• GIVEN INSTRUCTION
How many of the lines contain the string "passage"? Give the number, with no other words.

• MATERIAL SUPPLIED
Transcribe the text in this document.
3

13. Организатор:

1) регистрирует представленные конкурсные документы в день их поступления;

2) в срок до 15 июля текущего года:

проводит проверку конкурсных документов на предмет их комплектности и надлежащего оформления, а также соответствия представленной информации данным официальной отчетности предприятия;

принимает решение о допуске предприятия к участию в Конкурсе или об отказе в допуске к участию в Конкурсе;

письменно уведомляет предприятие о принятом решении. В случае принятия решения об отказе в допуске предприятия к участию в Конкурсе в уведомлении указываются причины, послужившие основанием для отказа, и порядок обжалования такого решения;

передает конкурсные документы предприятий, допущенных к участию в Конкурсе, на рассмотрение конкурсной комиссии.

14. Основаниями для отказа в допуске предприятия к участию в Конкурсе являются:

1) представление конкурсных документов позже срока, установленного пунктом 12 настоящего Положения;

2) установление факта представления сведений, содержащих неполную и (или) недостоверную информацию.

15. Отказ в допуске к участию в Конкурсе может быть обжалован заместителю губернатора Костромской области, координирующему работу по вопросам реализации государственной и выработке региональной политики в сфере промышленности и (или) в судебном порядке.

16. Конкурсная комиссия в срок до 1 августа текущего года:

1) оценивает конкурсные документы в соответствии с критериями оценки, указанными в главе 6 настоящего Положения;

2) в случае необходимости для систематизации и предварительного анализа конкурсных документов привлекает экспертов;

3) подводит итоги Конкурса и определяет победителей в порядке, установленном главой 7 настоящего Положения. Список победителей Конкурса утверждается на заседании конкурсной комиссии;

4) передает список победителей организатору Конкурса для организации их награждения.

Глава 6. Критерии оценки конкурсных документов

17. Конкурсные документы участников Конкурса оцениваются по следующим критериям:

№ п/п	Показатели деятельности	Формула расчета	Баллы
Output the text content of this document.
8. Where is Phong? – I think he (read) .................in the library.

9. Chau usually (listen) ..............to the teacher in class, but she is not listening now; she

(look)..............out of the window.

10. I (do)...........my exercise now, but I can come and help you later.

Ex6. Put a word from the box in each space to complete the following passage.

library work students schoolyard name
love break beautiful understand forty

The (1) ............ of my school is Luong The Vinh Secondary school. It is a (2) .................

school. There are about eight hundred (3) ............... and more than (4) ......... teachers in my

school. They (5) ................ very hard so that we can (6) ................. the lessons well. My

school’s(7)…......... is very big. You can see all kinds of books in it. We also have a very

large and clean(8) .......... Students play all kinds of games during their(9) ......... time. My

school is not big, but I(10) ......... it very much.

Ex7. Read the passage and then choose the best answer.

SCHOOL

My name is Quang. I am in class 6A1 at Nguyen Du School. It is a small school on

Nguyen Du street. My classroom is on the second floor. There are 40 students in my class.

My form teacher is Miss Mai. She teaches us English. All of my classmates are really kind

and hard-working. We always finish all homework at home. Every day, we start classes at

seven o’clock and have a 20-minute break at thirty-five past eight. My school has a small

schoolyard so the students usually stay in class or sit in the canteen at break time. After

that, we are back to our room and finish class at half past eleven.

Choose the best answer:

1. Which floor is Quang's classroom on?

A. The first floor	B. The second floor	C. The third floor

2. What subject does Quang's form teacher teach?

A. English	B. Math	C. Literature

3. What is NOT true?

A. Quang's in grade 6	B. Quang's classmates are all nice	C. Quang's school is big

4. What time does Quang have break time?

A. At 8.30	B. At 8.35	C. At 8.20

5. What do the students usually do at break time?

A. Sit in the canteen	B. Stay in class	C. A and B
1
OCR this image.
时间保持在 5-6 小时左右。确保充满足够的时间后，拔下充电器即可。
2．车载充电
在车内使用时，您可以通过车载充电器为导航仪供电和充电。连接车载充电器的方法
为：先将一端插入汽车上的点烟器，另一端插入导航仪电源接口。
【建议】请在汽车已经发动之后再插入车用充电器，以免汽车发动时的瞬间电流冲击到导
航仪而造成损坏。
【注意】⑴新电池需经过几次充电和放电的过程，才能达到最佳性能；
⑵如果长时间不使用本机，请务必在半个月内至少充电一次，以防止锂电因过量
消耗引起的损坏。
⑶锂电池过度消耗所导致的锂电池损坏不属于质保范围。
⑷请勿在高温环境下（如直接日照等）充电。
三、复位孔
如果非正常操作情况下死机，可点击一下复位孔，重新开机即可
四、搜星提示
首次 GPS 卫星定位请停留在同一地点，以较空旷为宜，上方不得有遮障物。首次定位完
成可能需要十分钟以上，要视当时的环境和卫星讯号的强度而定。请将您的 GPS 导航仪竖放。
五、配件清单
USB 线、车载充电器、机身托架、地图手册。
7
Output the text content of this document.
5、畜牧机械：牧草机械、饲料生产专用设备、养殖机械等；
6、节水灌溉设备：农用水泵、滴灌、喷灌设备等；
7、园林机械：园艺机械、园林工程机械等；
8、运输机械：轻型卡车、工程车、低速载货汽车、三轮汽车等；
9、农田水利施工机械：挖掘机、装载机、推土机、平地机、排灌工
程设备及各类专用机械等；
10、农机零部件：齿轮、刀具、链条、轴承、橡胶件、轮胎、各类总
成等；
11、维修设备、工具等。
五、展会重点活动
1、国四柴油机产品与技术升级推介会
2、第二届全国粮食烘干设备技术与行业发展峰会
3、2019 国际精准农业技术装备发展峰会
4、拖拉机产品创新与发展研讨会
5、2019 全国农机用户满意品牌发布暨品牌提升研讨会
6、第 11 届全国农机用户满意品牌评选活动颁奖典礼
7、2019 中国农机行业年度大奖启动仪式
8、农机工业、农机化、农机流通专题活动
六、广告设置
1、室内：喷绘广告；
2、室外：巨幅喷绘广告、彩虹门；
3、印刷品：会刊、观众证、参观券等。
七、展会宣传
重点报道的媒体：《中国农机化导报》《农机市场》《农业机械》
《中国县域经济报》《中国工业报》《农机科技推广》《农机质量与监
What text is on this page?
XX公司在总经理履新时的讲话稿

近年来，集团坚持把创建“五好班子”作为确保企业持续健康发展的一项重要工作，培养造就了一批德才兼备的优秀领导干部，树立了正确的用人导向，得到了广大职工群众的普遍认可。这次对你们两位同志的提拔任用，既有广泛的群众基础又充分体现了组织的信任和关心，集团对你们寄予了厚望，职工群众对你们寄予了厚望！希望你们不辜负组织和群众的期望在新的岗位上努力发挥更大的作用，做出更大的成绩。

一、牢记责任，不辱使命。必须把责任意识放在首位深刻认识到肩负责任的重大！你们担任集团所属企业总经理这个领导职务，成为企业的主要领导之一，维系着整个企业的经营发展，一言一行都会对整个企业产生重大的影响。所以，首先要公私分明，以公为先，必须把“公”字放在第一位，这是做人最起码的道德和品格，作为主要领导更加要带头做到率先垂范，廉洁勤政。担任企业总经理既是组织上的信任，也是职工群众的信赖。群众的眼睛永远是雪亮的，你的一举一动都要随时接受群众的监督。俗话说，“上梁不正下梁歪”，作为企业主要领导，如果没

• CORRECT OUTPUT
2